Write out each line that follows exactly as it stands, without the pictures.

::: The data :::

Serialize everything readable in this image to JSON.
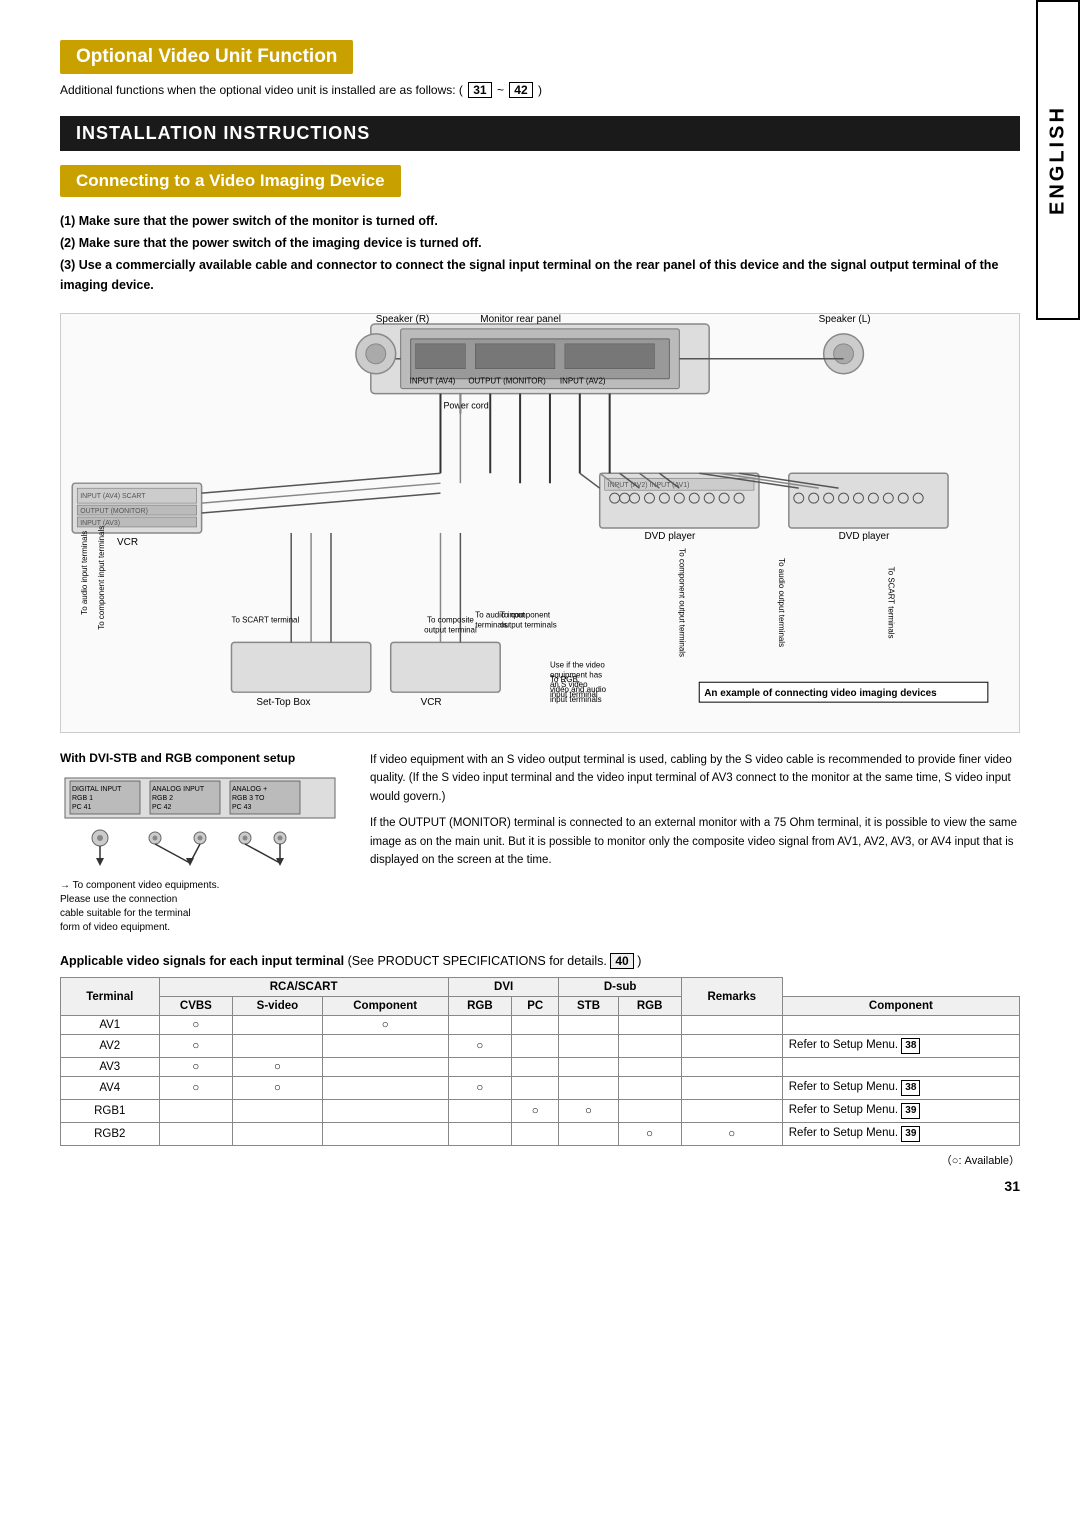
{
  "page": {
    "number": "31",
    "sidebar_label": "ENGLISH"
  },
  "optional_header": {
    "title": "Optional Video Unit Function",
    "subtitle": "Additional functions when the optional video unit is installed are as follows: (",
    "badge1": "31",
    "tilde": " ~ ",
    "badge2": "42",
    "suffix": " )"
  },
  "installation": {
    "title": "INSTALLATION INSTRUCTIONS"
  },
  "connecting": {
    "title": "Connecting to a Video Imaging Device"
  },
  "instructions": [
    "(1) Make sure that the power switch of the monitor is turned off.",
    "(2) Make sure that the power switch of the imaging device is turned off.",
    "(3) Use a commercially available cable and connector to connect the signal input terminal on the rear panel of this device and the signal output terminal of the imaging device."
  ],
  "diagram": {
    "caption": "An example of connecting video imaging devices",
    "labels": {
      "speaker_r": "Speaker (R)",
      "monitor_rear": "Monitor rear panel",
      "speaker_l": "Speaker (L)",
      "power": "Power cord",
      "dvd_player1": "DVD player",
      "dvd_player2": "DVD player",
      "vcr1": "VCR",
      "vcr2": "VCR",
      "set_top_box": "Set-Top Box",
      "to_audio_input": "To audio input terminals",
      "to_component1": "To component input terminals",
      "to_component2": "To component output terminals",
      "to_audio_output": "To audio output terminals",
      "to_scart1": "To SCART terminal",
      "to_scart2": "To SCART terminals",
      "to_rgb": "To RGB, video and audio input terminals",
      "to_composite": "To composite output terminal",
      "to_audio_input2": "To audio input terminals",
      "use_if": "Use if the video equipment has an S video input terminal"
    }
  },
  "dvi_stb": {
    "title": "With DVI-STB and RGB component setup",
    "inputs": [
      {
        "label": "DIGITAL INPUT\nRGB 1\nPC 41"
      },
      {
        "label": "ANALOG INPUT\nRGB 2\nPC 42"
      },
      {
        "label": "ANALOG +\nRGB 3 TO\nPC 43"
      }
    ],
    "component_label": "To component video equipments.\nPlease use the connection\ncable suitable for the terminal\nform of video equipment.",
    "notes": [
      "If video equipment with an S video output terminal is used, cabling by the S video cable is recommended to provide finer video quality. (If the S video input terminal and the video input terminal of AV3 connect to the monitor at the same time, S video input would govern.)",
      "If the OUTPUT (MONITOR) terminal is connected to an external monitor with a 75 Ohm terminal, it is possible to view the same image as on the main unit. But it is possible to monitor only the composite video signal from AV1, AV2, AV3, or AV4 input that is displayed on the screen at the time."
    ]
  },
  "applicable": {
    "text": "Applicable video signals for each input terminal",
    "see": "(See PRODUCT SPECIFICATIONS for details.",
    "badge": "40",
    "suffix": ")"
  },
  "table": {
    "columns": {
      "terminal": "Terminal",
      "rca_scart": "RCA/SCART",
      "dvi": "DVI",
      "dsub": "D-sub",
      "remarks": "Remarks"
    },
    "sub_columns": {
      "cvbs": "CVBS",
      "svideo": "S-video",
      "component": "Component",
      "rgb_rca": "RGB",
      "pc": "PC",
      "stb": "STB",
      "rgb_dsub": "RGB",
      "component_dsub": "Component"
    },
    "rows": [
      {
        "terminal": "AV1",
        "cvbs": "○",
        "svideo": "",
        "component_rca": "○",
        "rgb_rca": "",
        "pc": "",
        "stb": "",
        "rgb_dsub": "",
        "component_dsub": "",
        "remarks": ""
      },
      {
        "terminal": "AV2",
        "cvbs": "○",
        "svideo": "",
        "component_rca": "",
        "rgb_rca": "○",
        "pc": "",
        "stb": "",
        "rgb_dsub": "",
        "component_dsub": "",
        "remarks": "Refer to Setup Menu.",
        "badge": "38"
      },
      {
        "terminal": "AV3",
        "cvbs": "○",
        "svideo": "○",
        "component_rca": "",
        "rgb_rca": "",
        "pc": "",
        "stb": "",
        "rgb_dsub": "",
        "component_dsub": "",
        "remarks": ""
      },
      {
        "terminal": "AV4",
        "cvbs": "○",
        "svideo": "○",
        "component_rca": "",
        "rgb_rca": "○",
        "pc": "",
        "stb": "",
        "rgb_dsub": "",
        "component_dsub": "",
        "remarks": "Refer to Setup Menu.",
        "badge": "38"
      },
      {
        "terminal": "RGB1",
        "cvbs": "",
        "svideo": "",
        "component_rca": "",
        "rgb_rca": "",
        "pc": "○",
        "stb": "○",
        "rgb_dsub": "",
        "component_dsub": "",
        "remarks": "Refer to Setup Menu.",
        "badge": "39"
      },
      {
        "terminal": "RGB2",
        "cvbs": "",
        "svideo": "",
        "component_rca": "",
        "rgb_rca": "",
        "pc": "",
        "stb": "",
        "rgb_dsub": "○",
        "component_dsub": "○",
        "remarks": "Refer to Setup Menu.",
        "badge": "39"
      }
    ],
    "footnote": "（○: Available）"
  }
}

:::

§ Task answer:
Serialize everything readable in this image to JSON.
{
  "page": {
    "number": "31",
    "sidebar_label": "ENGLISH"
  },
  "optional_header": {
    "title": "Optional Video Unit Function",
    "subtitle": "Additional functions when the optional video unit is installed are as follows: (",
    "badge1": "31",
    "tilde": " ~ ",
    "badge2": "42",
    "suffix": " )"
  },
  "installation": {
    "title": "INSTALLATION INSTRUCTIONS"
  },
  "connecting": {
    "title": "Connecting to a Video Imaging Device"
  },
  "instructions": [
    "(1) Make sure that the power switch of the monitor is turned off.",
    "(2) Make sure that the power switch of the imaging device is turned off.",
    "(3) Use a commercially available cable and connector to connect the signal input terminal on the rear panel of this device and the signal output terminal of the imaging device."
  ],
  "diagram": {
    "caption": "An example of connecting video imaging devices",
    "labels": {
      "speaker_r": "Speaker (R)",
      "monitor_rear": "Monitor rear panel",
      "speaker_l": "Speaker (L)",
      "power": "Power cord",
      "dvd_player1": "DVD player",
      "dvd_player2": "DVD player",
      "vcr1": "VCR",
      "vcr2": "VCR",
      "set_top_box": "Set-Top Box",
      "to_audio_input": "To audio input terminals",
      "to_component1": "To component input terminals",
      "to_component2": "To component output terminals",
      "to_audio_output": "To audio output terminals",
      "to_scart1": "To SCART terminal",
      "to_scart2": "To SCART terminals",
      "to_rgb": "To RGB, video and audio input terminals",
      "to_composite": "To composite output terminal",
      "to_audio_input2": "To audio input terminals",
      "use_if": "Use if the video equipment has an S video input terminal"
    }
  },
  "dvi_stb": {
    "title": "With DVI-STB and RGB component setup",
    "inputs": [
      {
        "label": "DIGITAL INPUT\nRGB 1\nPC 41"
      },
      {
        "label": "ANALOG INPUT\nRGB 2\nPC 42"
      },
      {
        "label": "ANALOG +\nRGB 3 TO\nPC 43"
      }
    ],
    "component_label": "To component video equipments.\nPlease use the connection\ncable suitable for the terminal\nform of video equipment.",
    "notes": [
      "If video equipment with an S video output terminal is used, cabling by the S video cable is recommended to provide finer video quality. (If the S video input terminal and the video input terminal of AV3 connect to the monitor at the same time, S video input would govern.)",
      "If the OUTPUT (MONITOR) terminal is connected to an external monitor with a 75 Ohm terminal, it is possible to view the same image as on the main unit. But it is possible to monitor only the composite video signal from AV1, AV2, AV3, or AV4 input that is displayed on the screen at the time."
    ]
  },
  "applicable": {
    "text": "Applicable video signals for each input terminal",
    "see": "(See PRODUCT SPECIFICATIONS for details.",
    "badge": "40",
    "suffix": ")"
  },
  "table": {
    "columns": {
      "terminal": "Terminal",
      "rca_scart": "RCA/SCART",
      "dvi": "DVI",
      "dsub": "D-sub",
      "remarks": "Remarks"
    },
    "sub_columns": {
      "cvbs": "CVBS",
      "svideo": "S-video",
      "component": "Component",
      "rgb_rca": "RGB",
      "pc": "PC",
      "stb": "STB",
      "rgb_dsub": "RGB",
      "component_dsub": "Component"
    },
    "rows": [
      {
        "terminal": "AV1",
        "cvbs": "○",
        "svideo": "",
        "component_rca": "○",
        "rgb_rca": "",
        "pc": "",
        "stb": "",
        "rgb_dsub": "",
        "component_dsub": "",
        "remarks": ""
      },
      {
        "terminal": "AV2",
        "cvbs": "○",
        "svideo": "",
        "component_rca": "",
        "rgb_rca": "○",
        "pc": "",
        "stb": "",
        "rgb_dsub": "",
        "component_dsub": "",
        "remarks": "Refer to Setup Menu.",
        "badge": "38"
      },
      {
        "terminal": "AV3",
        "cvbs": "○",
        "svideo": "○",
        "component_rca": "",
        "rgb_rca": "",
        "pc": "",
        "stb": "",
        "rgb_dsub": "",
        "component_dsub": "",
        "remarks": ""
      },
      {
        "terminal": "AV4",
        "cvbs": "○",
        "svideo": "○",
        "component_rca": "",
        "rgb_rca": "○",
        "pc": "",
        "stb": "",
        "rgb_dsub": "",
        "component_dsub": "",
        "remarks": "Refer to Setup Menu.",
        "badge": "38"
      },
      {
        "terminal": "RGB1",
        "cvbs": "",
        "svideo": "",
        "component_rca": "",
        "rgb_rca": "",
        "pc": "○",
        "stb": "○",
        "rgb_dsub": "",
        "component_dsub": "",
        "remarks": "Refer to Setup Menu.",
        "badge": "39"
      },
      {
        "terminal": "RGB2",
        "cvbs": "",
        "svideo": "",
        "component_rca": "",
        "rgb_rca": "",
        "pc": "",
        "stb": "",
        "rgb_dsub": "○",
        "component_dsub": "○",
        "remarks": "Refer to Setup Menu.",
        "badge": "39"
      }
    ],
    "footnote": "（○: Available）"
  }
}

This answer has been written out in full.